-- Begin Record set --

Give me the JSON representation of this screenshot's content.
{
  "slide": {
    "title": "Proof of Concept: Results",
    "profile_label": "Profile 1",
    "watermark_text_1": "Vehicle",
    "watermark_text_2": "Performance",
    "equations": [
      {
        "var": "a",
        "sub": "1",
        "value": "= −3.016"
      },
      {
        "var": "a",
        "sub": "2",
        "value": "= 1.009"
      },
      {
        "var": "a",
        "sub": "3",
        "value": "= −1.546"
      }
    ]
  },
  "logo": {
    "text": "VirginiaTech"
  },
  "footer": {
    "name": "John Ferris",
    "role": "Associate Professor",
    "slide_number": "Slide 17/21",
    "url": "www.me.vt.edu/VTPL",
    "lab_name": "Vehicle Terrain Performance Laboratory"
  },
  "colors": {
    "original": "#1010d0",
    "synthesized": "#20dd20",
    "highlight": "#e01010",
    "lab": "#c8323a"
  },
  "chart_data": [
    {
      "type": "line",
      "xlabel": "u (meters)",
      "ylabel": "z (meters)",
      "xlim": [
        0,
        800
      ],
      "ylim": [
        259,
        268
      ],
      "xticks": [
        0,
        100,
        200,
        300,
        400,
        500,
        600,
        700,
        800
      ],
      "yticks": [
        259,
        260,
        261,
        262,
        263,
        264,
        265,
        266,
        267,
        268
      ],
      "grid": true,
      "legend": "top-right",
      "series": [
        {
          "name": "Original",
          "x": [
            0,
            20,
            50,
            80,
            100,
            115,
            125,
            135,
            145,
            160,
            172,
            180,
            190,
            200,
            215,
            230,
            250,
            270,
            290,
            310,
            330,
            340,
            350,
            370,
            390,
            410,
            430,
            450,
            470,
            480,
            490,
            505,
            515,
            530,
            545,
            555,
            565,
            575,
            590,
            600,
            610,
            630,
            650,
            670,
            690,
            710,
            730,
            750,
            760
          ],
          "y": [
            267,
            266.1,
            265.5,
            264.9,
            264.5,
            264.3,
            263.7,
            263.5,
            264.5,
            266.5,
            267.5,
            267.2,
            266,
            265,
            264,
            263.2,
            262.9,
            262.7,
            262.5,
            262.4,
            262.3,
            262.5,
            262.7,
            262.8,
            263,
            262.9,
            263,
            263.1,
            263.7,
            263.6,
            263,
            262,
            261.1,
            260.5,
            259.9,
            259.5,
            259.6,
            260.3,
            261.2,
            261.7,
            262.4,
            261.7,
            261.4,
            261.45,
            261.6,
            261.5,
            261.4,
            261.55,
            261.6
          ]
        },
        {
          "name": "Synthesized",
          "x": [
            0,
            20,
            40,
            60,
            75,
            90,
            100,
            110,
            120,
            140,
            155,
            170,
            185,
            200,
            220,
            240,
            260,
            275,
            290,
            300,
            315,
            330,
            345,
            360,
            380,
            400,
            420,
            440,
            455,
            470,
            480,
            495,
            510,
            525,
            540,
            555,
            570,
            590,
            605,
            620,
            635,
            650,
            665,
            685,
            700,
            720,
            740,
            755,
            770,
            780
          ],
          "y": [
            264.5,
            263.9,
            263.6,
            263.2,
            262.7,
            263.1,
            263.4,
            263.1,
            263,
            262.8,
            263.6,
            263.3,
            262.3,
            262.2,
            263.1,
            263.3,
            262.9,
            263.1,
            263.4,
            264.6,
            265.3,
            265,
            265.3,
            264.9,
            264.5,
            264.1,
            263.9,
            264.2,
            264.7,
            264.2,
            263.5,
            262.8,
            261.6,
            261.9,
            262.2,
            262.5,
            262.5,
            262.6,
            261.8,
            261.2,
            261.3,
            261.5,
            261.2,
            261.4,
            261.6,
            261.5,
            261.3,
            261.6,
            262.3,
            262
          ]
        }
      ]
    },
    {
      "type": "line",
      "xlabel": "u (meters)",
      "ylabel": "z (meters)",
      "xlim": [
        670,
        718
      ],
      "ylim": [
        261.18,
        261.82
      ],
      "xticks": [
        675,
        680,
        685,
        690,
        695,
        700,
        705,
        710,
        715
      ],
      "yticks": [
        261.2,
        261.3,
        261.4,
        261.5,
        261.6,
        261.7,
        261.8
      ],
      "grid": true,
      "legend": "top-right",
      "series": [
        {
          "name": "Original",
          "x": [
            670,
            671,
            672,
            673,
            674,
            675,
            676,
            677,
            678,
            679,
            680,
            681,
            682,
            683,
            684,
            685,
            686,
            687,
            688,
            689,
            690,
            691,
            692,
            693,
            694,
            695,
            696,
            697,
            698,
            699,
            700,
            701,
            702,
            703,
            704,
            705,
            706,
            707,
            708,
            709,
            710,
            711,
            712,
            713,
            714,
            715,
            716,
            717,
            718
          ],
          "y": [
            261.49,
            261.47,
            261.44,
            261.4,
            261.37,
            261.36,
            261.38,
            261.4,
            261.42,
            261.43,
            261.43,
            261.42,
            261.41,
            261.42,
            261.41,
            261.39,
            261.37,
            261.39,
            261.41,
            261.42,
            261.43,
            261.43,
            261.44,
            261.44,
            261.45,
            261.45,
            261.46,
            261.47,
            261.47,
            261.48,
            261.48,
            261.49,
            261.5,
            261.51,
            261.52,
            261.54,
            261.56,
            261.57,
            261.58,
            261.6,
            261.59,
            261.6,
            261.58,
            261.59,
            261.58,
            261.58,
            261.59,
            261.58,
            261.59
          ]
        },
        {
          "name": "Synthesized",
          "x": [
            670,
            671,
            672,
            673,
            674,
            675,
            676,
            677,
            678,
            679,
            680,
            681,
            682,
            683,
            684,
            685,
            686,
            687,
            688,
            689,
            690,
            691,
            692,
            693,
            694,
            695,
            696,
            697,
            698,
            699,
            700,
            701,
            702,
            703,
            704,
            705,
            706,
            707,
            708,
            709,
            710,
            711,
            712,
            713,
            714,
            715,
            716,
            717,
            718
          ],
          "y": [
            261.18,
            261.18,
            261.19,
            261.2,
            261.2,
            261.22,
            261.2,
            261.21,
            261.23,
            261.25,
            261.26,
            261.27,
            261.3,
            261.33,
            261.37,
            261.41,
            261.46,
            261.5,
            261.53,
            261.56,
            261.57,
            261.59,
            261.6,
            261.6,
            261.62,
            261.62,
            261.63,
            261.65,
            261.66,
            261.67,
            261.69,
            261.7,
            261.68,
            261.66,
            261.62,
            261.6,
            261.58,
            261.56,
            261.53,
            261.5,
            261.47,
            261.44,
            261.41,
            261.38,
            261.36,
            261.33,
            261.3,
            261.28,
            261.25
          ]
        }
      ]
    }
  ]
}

-- End Record set --

(Do this) All of the material must be reproduced exactly.

(Reply)
Give me the JSON representation of this screenshot's content.
{
  "slide": {
    "title": "Proof of Concept: Results",
    "profile_label": "Profile 1",
    "watermark_text_1": "Vehicle",
    "watermark_text_2": "Performance",
    "equations": [
      {
        "var": "a",
        "sub": "1",
        "value": "= −3.016"
      },
      {
        "var": "a",
        "sub": "2",
        "value": "= 1.009"
      },
      {
        "var": "a",
        "sub": "3",
        "value": "= −1.546"
      }
    ]
  },
  "logo": {
    "text": "VirginiaTech"
  },
  "footer": {
    "name": "John Ferris",
    "role": "Associate Professor",
    "slide_number": "Slide 17/21",
    "url": "www.me.vt.edu/VTPL",
    "lab_name": "Vehicle Terrain Performance Laboratory"
  },
  "colors": {
    "original": "#1010d0",
    "synthesized": "#20dd20",
    "highlight": "#e01010",
    "lab": "#c8323a"
  },
  "chart_data": [
    {
      "type": "line",
      "xlabel": "u (meters)",
      "ylabel": "z (meters)",
      "xlim": [
        0,
        800
      ],
      "ylim": [
        259,
        268
      ],
      "xticks": [
        0,
        100,
        200,
        300,
        400,
        500,
        600,
        700,
        800
      ],
      "yticks": [
        259,
        260,
        261,
        262,
        263,
        264,
        265,
        266,
        267,
        268
      ],
      "grid": true,
      "legend": "top-right",
      "series": [
        {
          "name": "Original",
          "x": [
            0,
            20,
            50,
            80,
            100,
            115,
            125,
            135,
            145,
            160,
            172,
            180,
            190,
            200,
            215,
            230,
            250,
            270,
            290,
            310,
            330,
            340,
            350,
            370,
            390,
            410,
            430,
            450,
            470,
            480,
            490,
            505,
            515,
            530,
            545,
            555,
            565,
            575,
            590,
            600,
            610,
            630,
            650,
            670,
            690,
            710,
            730,
            750,
            760
          ],
          "y": [
            267,
            266.1,
            265.5,
            264.9,
            264.5,
            264.3,
            263.7,
            263.5,
            264.5,
            266.5,
            267.5,
            267.2,
            266,
            265,
            264,
            263.2,
            262.9,
            262.7,
            262.5,
            262.4,
            262.3,
            262.5,
            262.7,
            262.8,
            263,
            262.9,
            263,
            263.1,
            263.7,
            263.6,
            263,
            262,
            261.1,
            260.5,
            259.9,
            259.5,
            259.6,
            260.3,
            261.2,
            261.7,
            262.4,
            261.7,
            261.4,
            261.45,
            261.6,
            261.5,
            261.4,
            261.55,
            261.6
          ]
        },
        {
          "name": "Synthesized",
          "x": [
            0,
            20,
            40,
            60,
            75,
            90,
            100,
            110,
            120,
            140,
            155,
            170,
            185,
            200,
            220,
            240,
            260,
            275,
            290,
            300,
            315,
            330,
            345,
            360,
            380,
            400,
            420,
            440,
            455,
            470,
            480,
            495,
            510,
            525,
            540,
            555,
            570,
            590,
            605,
            620,
            635,
            650,
            665,
            685,
            700,
            720,
            740,
            755,
            770,
            780
          ],
          "y": [
            264.5,
            263.9,
            263.6,
            263.2,
            262.7,
            263.1,
            263.4,
            263.1,
            263,
            262.8,
            263.6,
            263.3,
            262.3,
            262.2,
            263.1,
            263.3,
            262.9,
            263.1,
            263.4,
            264.6,
            265.3,
            265,
            265.3,
            264.9,
            264.5,
            264.1,
            263.9,
            264.2,
            264.7,
            264.2,
            263.5,
            262.8,
            261.6,
            261.9,
            262.2,
            262.5,
            262.5,
            262.6,
            261.8,
            261.2,
            261.3,
            261.5,
            261.2,
            261.4,
            261.6,
            261.5,
            261.3,
            261.6,
            262.3,
            262
          ]
        }
      ]
    },
    {
      "type": "line",
      "xlabel": "u (meters)",
      "ylabel": "z (meters)",
      "xlim": [
        670,
        718
      ],
      "ylim": [
        261.18,
        261.82
      ],
      "xticks": [
        675,
        680,
        685,
        690,
        695,
        700,
        705,
        710,
        715
      ],
      "yticks": [
        261.2,
        261.3,
        261.4,
        261.5,
        261.6,
        261.7,
        261.8
      ],
      "grid": true,
      "legend": "top-right",
      "series": [
        {
          "name": "Original",
          "x": [
            670,
            671,
            672,
            673,
            674,
            675,
            676,
            677,
            678,
            679,
            680,
            681,
            682,
            683,
            684,
            685,
            686,
            687,
            688,
            689,
            690,
            691,
            692,
            693,
            694,
            695,
            696,
            697,
            698,
            699,
            700,
            701,
            702,
            703,
            704,
            705,
            706,
            707,
            708,
            709,
            710,
            711,
            712,
            713,
            714,
            715,
            716,
            717,
            718
          ],
          "y": [
            261.49,
            261.47,
            261.44,
            261.4,
            261.37,
            261.36,
            261.38,
            261.4,
            261.42,
            261.43,
            261.43,
            261.42,
            261.41,
            261.42,
            261.41,
            261.39,
            261.37,
            261.39,
            261.41,
            261.42,
            261.43,
            261.43,
            261.44,
            261.44,
            261.45,
            261.45,
            261.46,
            261.47,
            261.47,
            261.48,
            261.48,
            261.49,
            261.5,
            261.51,
            261.52,
            261.54,
            261.56,
            261.57,
            261.58,
            261.6,
            261.59,
            261.6,
            261.58,
            261.59,
            261.58,
            261.58,
            261.59,
            261.58,
            261.59
          ]
        },
        {
          "name": "Synthesized",
          "x": [
            670,
            671,
            672,
            673,
            674,
            675,
            676,
            677,
            678,
            679,
            680,
            681,
            682,
            683,
            684,
            685,
            686,
            687,
            688,
            689,
            690,
            691,
            692,
            693,
            694,
            695,
            696,
            697,
            698,
            699,
            700,
            701,
            702,
            703,
            704,
            705,
            706,
            707,
            708,
            709,
            710,
            711,
            712,
            713,
            714,
            715,
            716,
            717,
            718
          ],
          "y": [
            261.18,
            261.18,
            261.19,
            261.2,
            261.2,
            261.22,
            261.2,
            261.21,
            261.23,
            261.25,
            261.26,
            261.27,
            261.3,
            261.33,
            261.37,
            261.41,
            261.46,
            261.5,
            261.53,
            261.56,
            261.57,
            261.59,
            261.6,
            261.6,
            261.62,
            261.62,
            261.63,
            261.65,
            261.66,
            261.67,
            261.69,
            261.7,
            261.68,
            261.66,
            261.62,
            261.6,
            261.58,
            261.56,
            261.53,
            261.5,
            261.47,
            261.44,
            261.41,
            261.38,
            261.36,
            261.33,
            261.3,
            261.28,
            261.25
          ]
        }
      ]
    }
  ]
}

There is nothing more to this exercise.